═════ Available data

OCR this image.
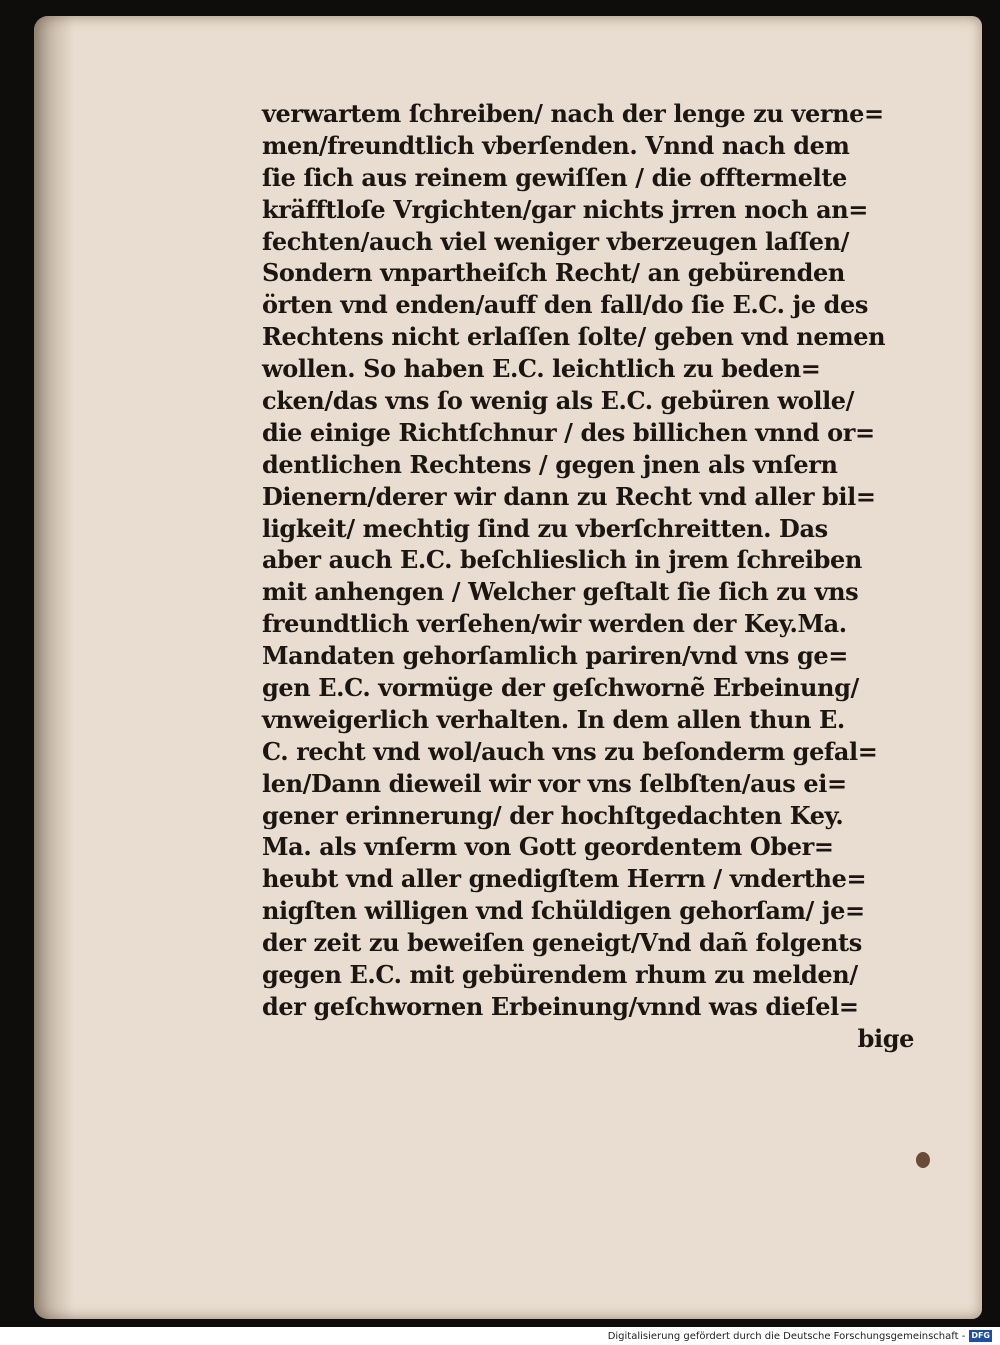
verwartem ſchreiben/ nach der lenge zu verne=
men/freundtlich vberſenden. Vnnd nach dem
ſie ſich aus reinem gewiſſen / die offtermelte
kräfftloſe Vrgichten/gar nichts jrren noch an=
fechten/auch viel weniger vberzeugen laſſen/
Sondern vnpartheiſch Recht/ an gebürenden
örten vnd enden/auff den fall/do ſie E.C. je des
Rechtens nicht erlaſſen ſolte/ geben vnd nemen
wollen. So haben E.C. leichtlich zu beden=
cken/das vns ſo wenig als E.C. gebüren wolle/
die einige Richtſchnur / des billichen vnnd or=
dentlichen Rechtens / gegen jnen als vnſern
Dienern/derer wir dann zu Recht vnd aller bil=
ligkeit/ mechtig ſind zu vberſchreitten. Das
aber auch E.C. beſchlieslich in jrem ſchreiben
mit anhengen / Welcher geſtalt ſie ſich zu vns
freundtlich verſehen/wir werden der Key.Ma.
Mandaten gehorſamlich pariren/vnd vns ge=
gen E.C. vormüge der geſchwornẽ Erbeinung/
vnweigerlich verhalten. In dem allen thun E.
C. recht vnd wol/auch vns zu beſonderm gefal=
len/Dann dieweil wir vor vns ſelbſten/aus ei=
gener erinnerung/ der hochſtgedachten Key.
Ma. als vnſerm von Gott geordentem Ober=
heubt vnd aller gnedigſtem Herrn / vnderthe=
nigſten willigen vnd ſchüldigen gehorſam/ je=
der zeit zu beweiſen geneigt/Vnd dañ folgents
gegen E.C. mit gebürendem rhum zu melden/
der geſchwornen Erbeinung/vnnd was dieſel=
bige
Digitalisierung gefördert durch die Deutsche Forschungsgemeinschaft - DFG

══════════

What you are asked to do:
Search the entries for the word "freundtlich", then gather every line that has it.

Solution for this task:
men/freundtlich vberſenden. Vnnd nach dem
freundtlich verſehen/wir werden der Key.Ma.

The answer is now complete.